• TASK DESCRIPTION:
Records follow. Pull out every line that contains "капитального".

• INPUT MATERIAL:
☆ ☆ ☆
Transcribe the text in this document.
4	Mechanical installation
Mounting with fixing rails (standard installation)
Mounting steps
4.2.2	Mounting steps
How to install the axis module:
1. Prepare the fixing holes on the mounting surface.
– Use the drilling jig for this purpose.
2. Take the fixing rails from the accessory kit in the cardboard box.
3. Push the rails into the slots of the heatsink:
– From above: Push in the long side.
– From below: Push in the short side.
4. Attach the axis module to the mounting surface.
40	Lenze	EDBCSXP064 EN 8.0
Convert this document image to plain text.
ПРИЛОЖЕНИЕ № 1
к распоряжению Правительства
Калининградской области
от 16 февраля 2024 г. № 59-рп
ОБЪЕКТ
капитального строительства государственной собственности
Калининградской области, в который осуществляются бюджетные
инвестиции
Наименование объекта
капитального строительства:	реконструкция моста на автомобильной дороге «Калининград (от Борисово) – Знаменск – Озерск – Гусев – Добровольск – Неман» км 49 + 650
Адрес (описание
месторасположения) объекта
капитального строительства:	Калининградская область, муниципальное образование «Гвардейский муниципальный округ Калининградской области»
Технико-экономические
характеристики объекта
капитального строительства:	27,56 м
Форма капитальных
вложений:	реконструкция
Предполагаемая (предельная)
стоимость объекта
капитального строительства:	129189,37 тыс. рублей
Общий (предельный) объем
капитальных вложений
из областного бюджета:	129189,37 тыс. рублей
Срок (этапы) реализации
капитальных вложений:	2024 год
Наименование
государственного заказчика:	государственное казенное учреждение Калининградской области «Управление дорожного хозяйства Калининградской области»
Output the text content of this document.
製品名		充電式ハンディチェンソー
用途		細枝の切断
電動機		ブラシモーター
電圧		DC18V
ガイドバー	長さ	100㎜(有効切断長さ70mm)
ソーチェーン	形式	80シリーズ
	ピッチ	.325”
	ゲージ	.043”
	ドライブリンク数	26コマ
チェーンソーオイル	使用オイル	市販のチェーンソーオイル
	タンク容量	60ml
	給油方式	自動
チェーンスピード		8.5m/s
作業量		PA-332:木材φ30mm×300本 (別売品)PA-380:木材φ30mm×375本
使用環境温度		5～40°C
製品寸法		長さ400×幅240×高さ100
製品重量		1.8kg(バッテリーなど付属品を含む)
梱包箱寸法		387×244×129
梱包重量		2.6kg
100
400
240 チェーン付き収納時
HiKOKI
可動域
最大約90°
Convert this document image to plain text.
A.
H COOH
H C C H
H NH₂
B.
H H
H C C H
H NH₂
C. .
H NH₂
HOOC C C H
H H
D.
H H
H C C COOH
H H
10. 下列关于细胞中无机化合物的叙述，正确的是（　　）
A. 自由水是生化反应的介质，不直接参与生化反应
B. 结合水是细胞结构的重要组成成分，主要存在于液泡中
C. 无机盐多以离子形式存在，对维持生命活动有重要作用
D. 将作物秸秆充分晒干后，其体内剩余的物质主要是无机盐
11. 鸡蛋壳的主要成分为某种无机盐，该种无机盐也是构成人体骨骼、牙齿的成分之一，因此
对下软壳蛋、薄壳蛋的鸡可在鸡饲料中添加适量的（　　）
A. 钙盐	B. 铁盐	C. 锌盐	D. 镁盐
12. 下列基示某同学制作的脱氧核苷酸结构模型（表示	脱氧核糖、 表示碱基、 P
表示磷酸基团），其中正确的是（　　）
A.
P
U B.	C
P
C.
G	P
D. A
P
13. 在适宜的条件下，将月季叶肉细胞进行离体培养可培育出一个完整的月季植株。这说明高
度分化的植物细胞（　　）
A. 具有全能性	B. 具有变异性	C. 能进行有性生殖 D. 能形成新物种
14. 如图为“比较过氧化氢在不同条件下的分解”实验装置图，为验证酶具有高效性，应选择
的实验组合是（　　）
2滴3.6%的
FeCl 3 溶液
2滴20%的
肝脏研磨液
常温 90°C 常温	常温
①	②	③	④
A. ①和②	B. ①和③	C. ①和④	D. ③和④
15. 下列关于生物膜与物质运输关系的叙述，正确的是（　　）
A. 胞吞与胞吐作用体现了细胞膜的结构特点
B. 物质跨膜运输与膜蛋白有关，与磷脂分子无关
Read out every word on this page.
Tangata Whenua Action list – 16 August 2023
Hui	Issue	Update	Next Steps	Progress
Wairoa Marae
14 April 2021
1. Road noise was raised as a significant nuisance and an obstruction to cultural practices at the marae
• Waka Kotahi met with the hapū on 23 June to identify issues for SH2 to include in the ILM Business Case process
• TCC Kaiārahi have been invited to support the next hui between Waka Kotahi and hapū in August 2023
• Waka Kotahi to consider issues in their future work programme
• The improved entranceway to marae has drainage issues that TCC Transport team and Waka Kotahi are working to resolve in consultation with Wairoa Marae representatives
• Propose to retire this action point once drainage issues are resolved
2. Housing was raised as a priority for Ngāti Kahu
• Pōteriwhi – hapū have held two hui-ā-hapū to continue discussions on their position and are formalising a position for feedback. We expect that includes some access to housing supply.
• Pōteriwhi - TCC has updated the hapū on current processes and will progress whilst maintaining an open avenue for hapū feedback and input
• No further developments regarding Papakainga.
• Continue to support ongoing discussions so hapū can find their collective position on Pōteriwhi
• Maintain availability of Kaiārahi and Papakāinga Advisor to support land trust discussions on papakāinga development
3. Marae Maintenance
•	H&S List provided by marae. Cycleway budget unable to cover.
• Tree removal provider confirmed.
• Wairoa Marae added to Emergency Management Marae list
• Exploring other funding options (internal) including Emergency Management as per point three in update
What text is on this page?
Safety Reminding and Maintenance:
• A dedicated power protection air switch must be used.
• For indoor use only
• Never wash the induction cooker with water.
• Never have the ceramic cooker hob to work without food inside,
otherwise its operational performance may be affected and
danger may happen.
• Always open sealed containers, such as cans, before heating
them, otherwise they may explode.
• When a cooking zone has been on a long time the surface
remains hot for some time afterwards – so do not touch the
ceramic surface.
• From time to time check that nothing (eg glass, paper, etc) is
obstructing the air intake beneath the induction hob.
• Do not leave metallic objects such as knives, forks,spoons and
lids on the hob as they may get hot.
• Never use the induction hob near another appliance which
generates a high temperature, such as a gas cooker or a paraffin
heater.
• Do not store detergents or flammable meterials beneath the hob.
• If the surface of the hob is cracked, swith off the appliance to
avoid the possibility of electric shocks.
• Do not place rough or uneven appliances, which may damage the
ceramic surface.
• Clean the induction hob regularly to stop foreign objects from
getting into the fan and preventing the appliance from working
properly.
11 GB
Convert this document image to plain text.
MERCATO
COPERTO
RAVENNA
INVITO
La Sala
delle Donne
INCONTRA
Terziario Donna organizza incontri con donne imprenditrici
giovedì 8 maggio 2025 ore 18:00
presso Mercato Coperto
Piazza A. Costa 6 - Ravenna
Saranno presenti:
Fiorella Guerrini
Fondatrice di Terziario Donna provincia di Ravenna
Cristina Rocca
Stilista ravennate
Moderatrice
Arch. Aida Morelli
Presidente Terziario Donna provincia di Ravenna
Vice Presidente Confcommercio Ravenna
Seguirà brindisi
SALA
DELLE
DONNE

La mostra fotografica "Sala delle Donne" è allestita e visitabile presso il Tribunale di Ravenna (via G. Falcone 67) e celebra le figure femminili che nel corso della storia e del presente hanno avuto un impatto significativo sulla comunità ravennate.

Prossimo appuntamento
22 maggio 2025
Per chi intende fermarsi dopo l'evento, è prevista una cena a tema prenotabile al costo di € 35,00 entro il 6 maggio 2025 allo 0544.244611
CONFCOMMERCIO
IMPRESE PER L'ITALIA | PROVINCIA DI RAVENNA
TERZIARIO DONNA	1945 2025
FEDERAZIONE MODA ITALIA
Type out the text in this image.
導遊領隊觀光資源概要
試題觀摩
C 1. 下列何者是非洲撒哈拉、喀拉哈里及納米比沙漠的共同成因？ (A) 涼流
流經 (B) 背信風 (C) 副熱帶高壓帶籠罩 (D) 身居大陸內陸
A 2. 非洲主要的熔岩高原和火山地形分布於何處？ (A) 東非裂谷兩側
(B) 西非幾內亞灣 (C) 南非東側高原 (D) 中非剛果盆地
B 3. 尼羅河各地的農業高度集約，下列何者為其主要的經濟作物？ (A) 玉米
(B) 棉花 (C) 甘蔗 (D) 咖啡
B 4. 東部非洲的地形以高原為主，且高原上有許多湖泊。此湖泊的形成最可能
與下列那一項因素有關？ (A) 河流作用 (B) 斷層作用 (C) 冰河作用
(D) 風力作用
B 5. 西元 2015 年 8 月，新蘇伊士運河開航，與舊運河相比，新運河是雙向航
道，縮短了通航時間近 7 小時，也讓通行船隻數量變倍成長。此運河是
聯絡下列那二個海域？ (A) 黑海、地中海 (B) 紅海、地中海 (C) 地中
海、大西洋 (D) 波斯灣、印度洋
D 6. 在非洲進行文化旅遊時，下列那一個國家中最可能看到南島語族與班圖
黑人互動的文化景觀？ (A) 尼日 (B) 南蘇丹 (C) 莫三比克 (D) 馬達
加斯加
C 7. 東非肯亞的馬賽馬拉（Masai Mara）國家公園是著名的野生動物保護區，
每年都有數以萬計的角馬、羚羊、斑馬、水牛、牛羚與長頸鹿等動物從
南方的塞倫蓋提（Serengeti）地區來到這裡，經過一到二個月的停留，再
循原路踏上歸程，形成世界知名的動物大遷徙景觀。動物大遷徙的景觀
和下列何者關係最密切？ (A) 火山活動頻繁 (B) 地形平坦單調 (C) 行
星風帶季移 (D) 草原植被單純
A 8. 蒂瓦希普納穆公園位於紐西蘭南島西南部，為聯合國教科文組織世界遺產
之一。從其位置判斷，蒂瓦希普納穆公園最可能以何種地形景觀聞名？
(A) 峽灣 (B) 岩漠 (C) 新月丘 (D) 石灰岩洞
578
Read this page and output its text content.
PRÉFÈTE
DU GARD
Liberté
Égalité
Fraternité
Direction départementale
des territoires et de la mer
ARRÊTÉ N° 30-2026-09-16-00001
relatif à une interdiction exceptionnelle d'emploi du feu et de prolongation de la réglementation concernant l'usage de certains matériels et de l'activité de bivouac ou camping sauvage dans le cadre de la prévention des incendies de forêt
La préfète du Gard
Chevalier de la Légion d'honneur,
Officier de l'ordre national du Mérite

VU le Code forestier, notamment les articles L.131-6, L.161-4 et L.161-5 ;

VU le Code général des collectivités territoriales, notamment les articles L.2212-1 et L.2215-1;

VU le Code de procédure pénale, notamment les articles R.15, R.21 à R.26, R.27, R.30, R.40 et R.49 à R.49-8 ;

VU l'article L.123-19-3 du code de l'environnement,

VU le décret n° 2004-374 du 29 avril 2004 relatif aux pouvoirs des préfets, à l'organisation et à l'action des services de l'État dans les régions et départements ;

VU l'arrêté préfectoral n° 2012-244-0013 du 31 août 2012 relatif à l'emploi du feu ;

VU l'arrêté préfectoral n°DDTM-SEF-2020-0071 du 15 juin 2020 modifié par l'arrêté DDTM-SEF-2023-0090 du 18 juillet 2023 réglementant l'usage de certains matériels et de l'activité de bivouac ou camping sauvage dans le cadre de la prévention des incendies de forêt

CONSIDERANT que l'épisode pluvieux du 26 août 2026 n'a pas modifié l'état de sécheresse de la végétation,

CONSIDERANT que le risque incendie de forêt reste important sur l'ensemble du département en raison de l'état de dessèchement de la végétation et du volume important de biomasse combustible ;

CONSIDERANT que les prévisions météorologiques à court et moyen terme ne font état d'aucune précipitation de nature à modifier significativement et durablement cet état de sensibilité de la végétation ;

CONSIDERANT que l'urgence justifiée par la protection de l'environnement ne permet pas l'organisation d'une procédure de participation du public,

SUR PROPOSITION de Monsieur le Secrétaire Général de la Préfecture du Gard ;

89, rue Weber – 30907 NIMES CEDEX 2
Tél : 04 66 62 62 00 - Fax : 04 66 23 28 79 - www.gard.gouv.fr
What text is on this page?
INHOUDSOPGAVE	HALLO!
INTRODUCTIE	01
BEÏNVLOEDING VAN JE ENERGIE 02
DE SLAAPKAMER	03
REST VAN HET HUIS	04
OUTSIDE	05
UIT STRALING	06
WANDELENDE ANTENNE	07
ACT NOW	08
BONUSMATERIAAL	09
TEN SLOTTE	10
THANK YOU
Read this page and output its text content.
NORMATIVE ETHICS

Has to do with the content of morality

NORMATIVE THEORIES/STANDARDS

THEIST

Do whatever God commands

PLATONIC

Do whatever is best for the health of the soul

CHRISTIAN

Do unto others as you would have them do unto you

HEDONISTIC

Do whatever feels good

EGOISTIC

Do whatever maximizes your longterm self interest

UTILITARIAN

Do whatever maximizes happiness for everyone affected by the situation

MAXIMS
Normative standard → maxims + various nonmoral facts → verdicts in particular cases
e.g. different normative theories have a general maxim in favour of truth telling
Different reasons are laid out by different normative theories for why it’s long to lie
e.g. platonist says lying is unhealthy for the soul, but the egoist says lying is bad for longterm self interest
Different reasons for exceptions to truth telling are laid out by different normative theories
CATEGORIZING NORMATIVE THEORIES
☆ ☆ ☆
• TASK RESULT:
капитального строительства государственной собственности
капитального строительства:	реконструкция моста на автомобильной дороге «Калининград (от Борисово) – Знаменск – Озерск – Гусев – Добровольск – Неман» км 49 + 650
капитального строительства:	Калининградская область, муниципальное образование «Гвардейский муниципальный округ Калининградской области»
капитального строительства:	27,56 м
капитального строительства:	129189,37 тыс. рублей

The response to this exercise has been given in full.